Pubblicato su Politica Domani Num 36 - Maggio 2004

I mille anni della Badia Greca di Grottaferrata
Sulla punta del cordone di una tonaca
Mille anni fa, nell'ormai lontano 1004, sorse il nucleo originario di quella che doveva diventare il centro principale della spiritualità greca in Italia, l'abbazia di Grottaferrata. Con la mediazione di San Nilo da Rossano, fondatore dell'abbazia, il luogo diventa punto di incontro tra Oriente ed Occidente, centro della spiritualità greco-bizantina e della cultura

di Alberto Foresi

Mille anni fa, nell'ormai lontano 1004, su di un terreno donato da Gregorio, conte di Tuscolo, sorse il nucleo originario di quella che doveva diventare il centro principale della spiritualità greca in Italia, l'abbazia di Grottaferrata. Artefice della fondazione fu il monaco Nilo (ca. 910-1004), il quale può, a ben ragione, essere ritenuto uno dei massimi esponenti della cultura e della spiritualità medievale e primario intermediario tra le tradizioni ecclesiastiche ellenica e latina.
Nato a Rossano, cittadina della costa ionica calabrese, e battezzato con il nome di Nicola, trascorse l'adolescenza dedicandosi agli studi - sacri ma anche, e soprattutto, profani - grazie ai quali maturò la sua preparazione culturale. Dopo il matrimonio, a cui fu indotto forse dalla precoce morte dei genitori, sentì l'attrazione per la vita ascetica. Sotto la guida del monaco Gregorio, si recò nella regione di Mercurion, nell'immediato entroterra tirrenico, al confine tra le odierne Calabria e Basilicata, in una zona caratterizzata allora per l'elevata presenza di cenobi e romitori e per il gran numero di asceti che ivi dimoravano. Ben presto, tuttavia, lasciò queste comunità monastiche, spinto da quella irrequietezza che caratterizzò sempre la sua esistenza, per dirigersi verso la vicina Salerno, nel monastero di S. Nazario, sottoposto all'autorità del locale principato longobardo. Qui, nel 940, vestì l'abito monastico e assunse il nome di Nilo, in onore di S. Nilo Sinaita, che egli aveva scelto quale ispiratore e protettore della sua ascesi. È questo il primo contatto diretto e significativo tra Nilo, vissuto sino ad allora in un ambiente culturale e spirituale di matrice greco-bizantina, e il mondo latino, verso il quale, negli anni seguenti, sarà spesso attratto.

__Richiesta scritta a__
Puoi stampare senza modifiche il passo dell'articolo sulla Badia di Grottaferrata che parte da "Mille anni fa, nell'ormai lontano 1004, su" e termina con "ellenica e latina."?

__Record del dataset__
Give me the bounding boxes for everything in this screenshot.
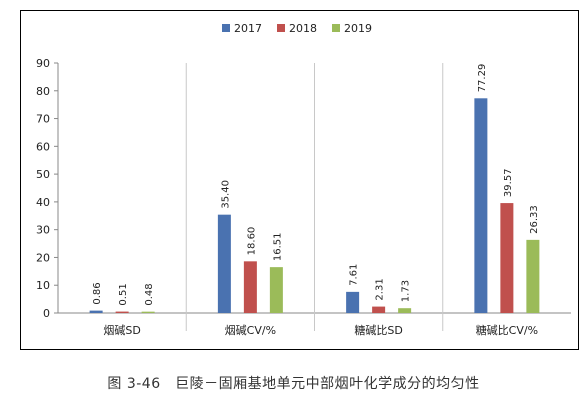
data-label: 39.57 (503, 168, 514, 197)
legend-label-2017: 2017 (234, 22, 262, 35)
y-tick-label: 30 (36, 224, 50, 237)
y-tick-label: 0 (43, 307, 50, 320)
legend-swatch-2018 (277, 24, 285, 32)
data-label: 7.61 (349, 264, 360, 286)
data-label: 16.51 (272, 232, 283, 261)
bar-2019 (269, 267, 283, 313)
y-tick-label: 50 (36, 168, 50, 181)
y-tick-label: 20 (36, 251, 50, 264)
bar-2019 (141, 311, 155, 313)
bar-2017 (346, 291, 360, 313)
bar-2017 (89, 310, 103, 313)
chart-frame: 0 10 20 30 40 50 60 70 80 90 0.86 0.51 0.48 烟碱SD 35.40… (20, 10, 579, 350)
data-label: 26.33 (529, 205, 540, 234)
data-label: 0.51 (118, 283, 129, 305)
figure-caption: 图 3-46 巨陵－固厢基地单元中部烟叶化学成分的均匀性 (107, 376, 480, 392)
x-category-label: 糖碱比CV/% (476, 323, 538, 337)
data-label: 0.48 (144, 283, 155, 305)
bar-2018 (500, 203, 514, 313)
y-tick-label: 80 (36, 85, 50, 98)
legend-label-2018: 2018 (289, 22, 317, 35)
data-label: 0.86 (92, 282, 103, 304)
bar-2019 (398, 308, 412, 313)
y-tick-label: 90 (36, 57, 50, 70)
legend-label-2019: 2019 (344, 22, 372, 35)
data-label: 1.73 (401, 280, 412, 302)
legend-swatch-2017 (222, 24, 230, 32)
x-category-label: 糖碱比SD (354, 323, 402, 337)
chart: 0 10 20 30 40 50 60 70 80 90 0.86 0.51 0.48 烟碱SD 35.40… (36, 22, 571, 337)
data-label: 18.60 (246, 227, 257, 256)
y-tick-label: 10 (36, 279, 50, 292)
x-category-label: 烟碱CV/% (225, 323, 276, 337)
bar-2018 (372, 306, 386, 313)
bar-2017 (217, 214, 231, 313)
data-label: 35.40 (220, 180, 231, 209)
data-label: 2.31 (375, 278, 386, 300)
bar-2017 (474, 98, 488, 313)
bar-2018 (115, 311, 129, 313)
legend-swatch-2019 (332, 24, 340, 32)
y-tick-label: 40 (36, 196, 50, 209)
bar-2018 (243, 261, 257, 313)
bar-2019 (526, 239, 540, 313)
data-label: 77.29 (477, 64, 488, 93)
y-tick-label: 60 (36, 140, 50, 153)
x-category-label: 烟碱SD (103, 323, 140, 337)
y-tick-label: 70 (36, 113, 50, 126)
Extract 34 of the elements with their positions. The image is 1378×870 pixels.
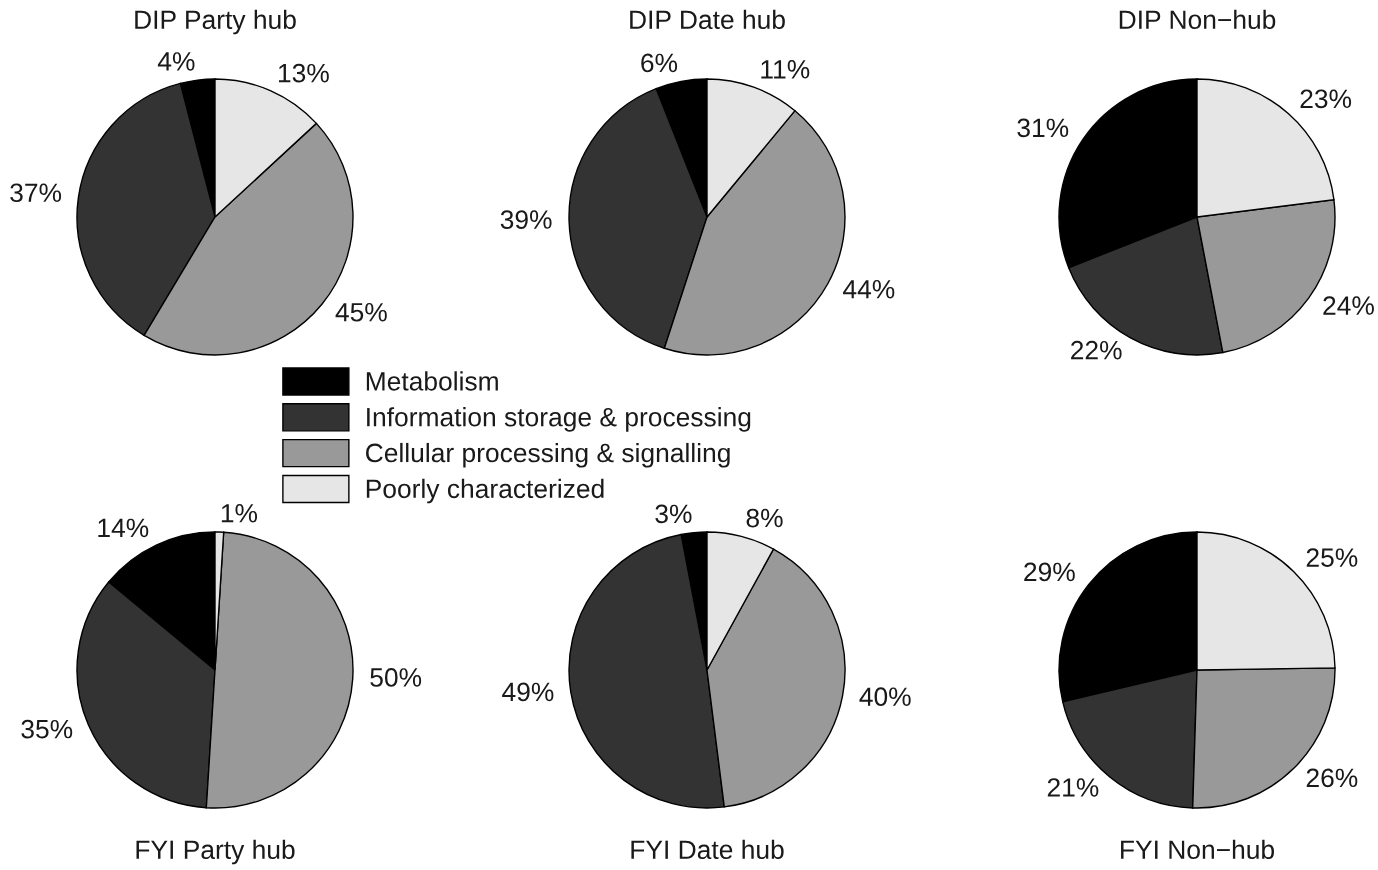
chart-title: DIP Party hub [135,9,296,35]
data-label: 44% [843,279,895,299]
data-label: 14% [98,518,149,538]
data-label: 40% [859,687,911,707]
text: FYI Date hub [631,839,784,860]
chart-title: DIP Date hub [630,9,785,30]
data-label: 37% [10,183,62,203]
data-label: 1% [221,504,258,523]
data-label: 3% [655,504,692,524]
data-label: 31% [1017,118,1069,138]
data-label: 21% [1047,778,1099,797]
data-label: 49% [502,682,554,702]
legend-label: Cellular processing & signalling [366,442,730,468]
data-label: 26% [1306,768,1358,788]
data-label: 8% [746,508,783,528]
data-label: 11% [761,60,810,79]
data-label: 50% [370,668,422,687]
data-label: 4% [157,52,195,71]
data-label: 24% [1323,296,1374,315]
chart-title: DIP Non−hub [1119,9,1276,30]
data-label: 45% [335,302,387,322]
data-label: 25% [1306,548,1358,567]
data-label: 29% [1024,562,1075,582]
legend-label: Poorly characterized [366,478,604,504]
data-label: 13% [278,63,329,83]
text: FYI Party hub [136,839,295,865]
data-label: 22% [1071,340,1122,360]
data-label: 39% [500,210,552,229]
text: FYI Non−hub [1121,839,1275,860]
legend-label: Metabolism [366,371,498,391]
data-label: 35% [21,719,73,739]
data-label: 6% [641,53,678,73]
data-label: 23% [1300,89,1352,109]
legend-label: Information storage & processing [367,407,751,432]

* * *

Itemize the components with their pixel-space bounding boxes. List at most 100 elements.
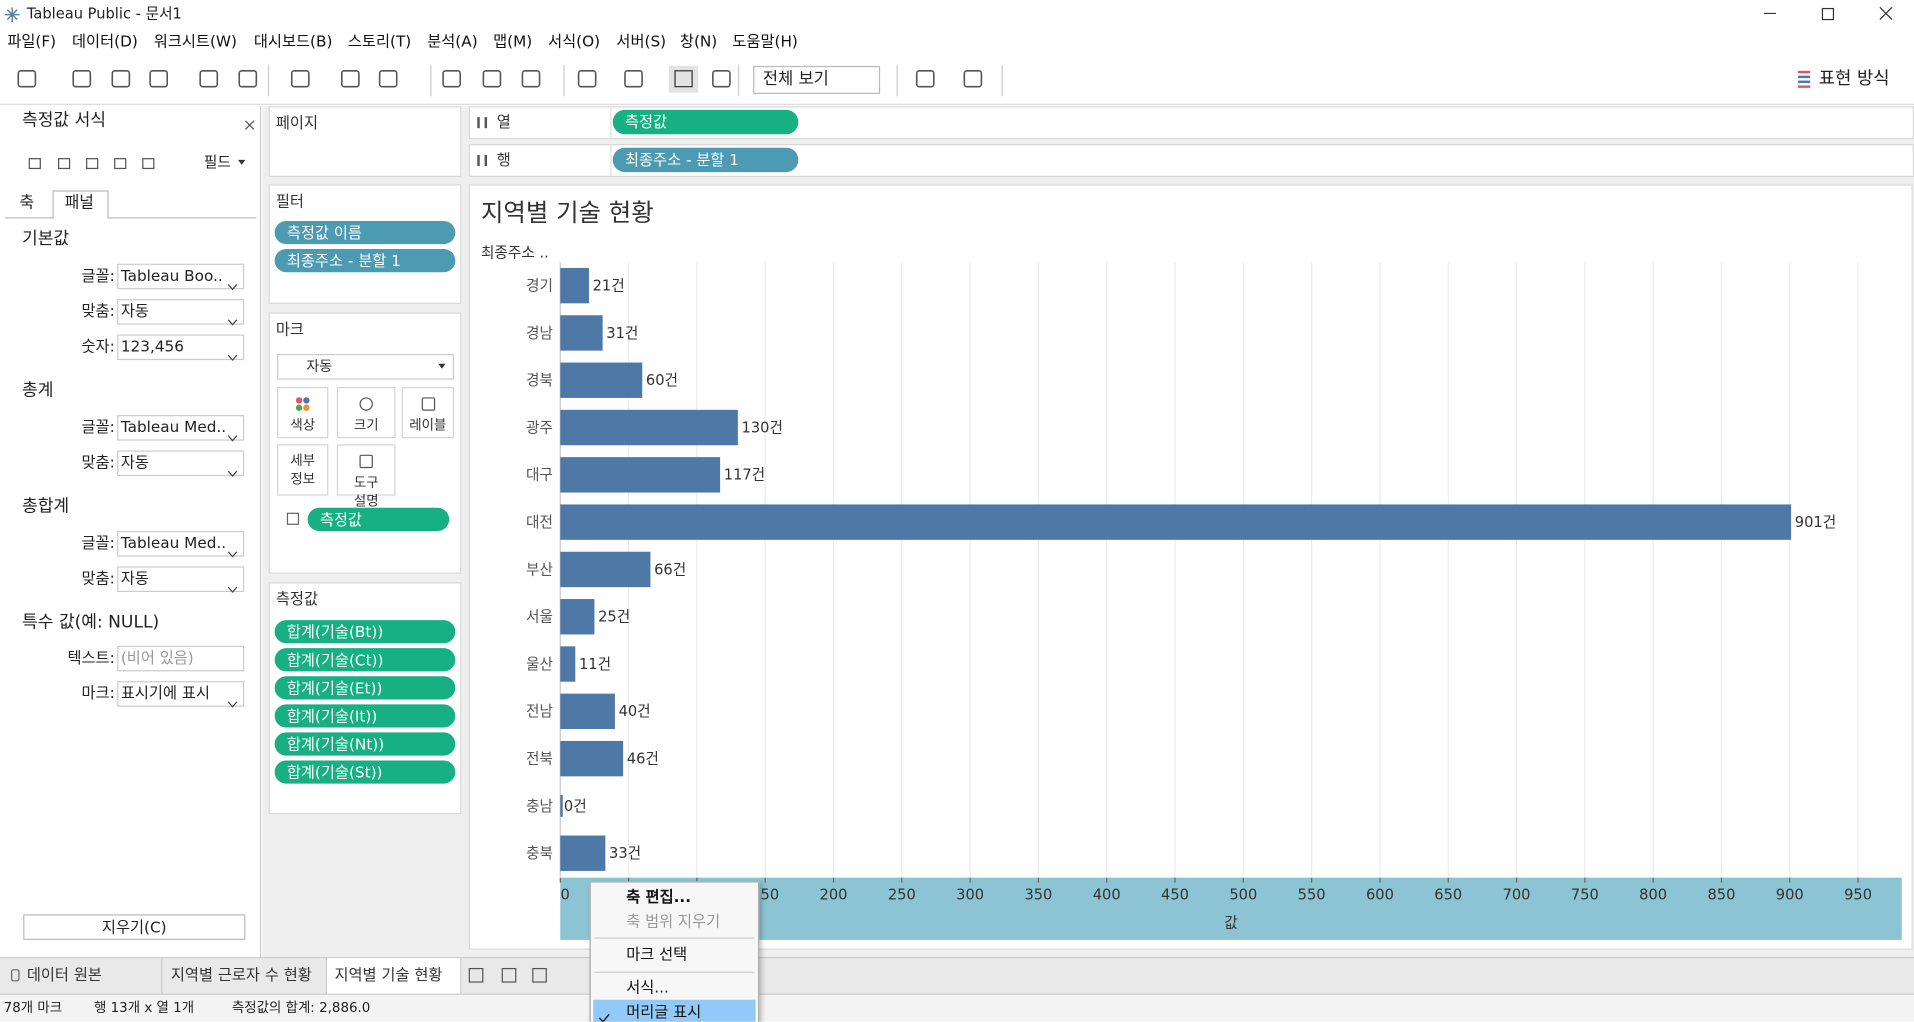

__Richiesta scritta b__
Nell'elenco, puoi sostituire "hub" con "nodo" nelle righe che iniziano da quella contenente "Extract 34 of" e finiscono con quella contenente "data-label: 31% [1017,118,1069,138]", estremi inclusi, lasciando invariato tutto il resto? Restituisci solo queste righe, senza le immagini.

__Risposta finale a__
Mille anni fa, nell'ormai lontano 1004, su di un terreno donato da Gregorio, conte di Tuscolo, sorse il nucleo originario di quella che doveva diventare il centro principale della spiritualità greca in Italia, l'abbazia di Grottaferrata. Artefice della fondazione fu il monaco Nilo (ca. 910-1004), il quale può, a ben ragione, essere ritenuto uno dei massimi esponenti della cultura e della spiritualità medievale e primario intermediario tra le tradizioni ecclesiastiche ellenica e latina.

__Risposta finale b__
Extract 34 of the elements with their positions. The image is 1378×870 pixels.
chart-title: DIP Party nodo [135,9,296,35]
data-label: 44% [843,279,895,299]
data-label: 14% [98,518,149,538]
data-label: 40% [859,687,911,707]
text: FYI Date nodo [631,839,784,860]
chart-title: DIP Date nodo [630,9,785,30]
data-label: 37% [10,183,62,203]
data-label: 1% [221,504,258,523]
data-label: 3% [655,504,692,524]
data-label: 31% [1017,118,1069,138]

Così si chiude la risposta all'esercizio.